• **WHAT IS REQUIRED**: Read the lines that follow and pick out every one containing the word "Taebaek".

--- Start RECORD SET ---

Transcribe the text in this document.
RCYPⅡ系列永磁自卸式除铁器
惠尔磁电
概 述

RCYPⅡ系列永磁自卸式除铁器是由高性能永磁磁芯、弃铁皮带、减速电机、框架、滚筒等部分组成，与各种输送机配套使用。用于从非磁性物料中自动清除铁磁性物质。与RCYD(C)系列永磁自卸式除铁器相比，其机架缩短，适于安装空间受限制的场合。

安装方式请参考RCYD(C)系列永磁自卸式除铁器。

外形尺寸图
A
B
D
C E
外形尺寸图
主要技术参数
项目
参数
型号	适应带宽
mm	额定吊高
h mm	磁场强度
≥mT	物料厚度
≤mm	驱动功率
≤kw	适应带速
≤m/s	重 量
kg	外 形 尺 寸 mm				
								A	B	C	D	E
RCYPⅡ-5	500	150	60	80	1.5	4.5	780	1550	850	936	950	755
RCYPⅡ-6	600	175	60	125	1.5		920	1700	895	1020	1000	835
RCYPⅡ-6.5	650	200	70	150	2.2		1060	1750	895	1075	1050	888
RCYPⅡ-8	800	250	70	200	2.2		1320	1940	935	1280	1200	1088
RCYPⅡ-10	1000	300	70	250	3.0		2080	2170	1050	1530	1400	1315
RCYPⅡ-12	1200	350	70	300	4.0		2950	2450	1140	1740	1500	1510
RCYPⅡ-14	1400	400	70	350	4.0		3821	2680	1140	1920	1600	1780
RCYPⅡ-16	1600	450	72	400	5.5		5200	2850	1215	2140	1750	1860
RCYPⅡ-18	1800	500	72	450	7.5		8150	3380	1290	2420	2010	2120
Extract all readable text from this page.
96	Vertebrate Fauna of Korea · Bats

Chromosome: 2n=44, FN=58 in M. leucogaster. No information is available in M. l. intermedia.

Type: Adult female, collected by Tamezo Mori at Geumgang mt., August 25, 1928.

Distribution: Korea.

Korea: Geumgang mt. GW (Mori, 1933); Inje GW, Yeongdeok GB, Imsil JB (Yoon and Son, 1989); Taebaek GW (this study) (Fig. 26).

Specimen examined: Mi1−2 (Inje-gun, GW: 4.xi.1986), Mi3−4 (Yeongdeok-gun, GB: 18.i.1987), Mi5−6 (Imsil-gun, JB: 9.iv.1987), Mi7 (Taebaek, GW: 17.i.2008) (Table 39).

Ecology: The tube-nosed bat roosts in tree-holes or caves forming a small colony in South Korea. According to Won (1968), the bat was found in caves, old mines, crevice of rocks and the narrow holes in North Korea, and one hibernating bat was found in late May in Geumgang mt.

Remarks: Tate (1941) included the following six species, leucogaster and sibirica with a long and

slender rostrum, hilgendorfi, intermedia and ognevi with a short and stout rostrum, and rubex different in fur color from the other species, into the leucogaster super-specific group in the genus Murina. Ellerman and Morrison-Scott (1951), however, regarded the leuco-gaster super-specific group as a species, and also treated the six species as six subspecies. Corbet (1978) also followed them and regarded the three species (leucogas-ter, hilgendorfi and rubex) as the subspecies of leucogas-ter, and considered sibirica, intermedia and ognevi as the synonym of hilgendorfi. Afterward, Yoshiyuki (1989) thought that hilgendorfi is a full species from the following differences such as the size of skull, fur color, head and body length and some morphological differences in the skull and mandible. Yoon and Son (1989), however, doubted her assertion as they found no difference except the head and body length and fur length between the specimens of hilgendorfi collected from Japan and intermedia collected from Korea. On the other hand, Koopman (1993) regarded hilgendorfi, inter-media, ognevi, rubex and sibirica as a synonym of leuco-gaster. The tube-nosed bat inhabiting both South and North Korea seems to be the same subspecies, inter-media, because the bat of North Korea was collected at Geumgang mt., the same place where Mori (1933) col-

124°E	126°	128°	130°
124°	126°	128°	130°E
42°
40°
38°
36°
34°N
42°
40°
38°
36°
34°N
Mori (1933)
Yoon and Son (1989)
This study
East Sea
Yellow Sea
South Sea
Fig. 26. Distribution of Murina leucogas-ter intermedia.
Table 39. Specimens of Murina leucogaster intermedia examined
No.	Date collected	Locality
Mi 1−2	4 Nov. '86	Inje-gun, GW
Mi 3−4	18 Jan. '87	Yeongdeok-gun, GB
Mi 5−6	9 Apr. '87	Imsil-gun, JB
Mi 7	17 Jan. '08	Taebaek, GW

--- End RECORD SET ---

• **CORRECT RESPONSE**:
Korea: Geumgang mt. GW (Mori, 1933); Inje GW, Yeongdeok GB, Imsil JB (Yoon and Son, 1989); Taebaek GW (this study) (Fig. 26).
Specimen examined: Mi1−2 (Inje-gun, GW: 4.xi.1986), Mi3−4 (Yeongdeok-gun, GB: 18.i.1987), Mi5−6 (Imsil-gun, JB: 9.iv.1987), Mi7 (Taebaek, GW: 17.i.2008) (Table 39).
Mi 7	17 Jan. '08	Taebaek, GW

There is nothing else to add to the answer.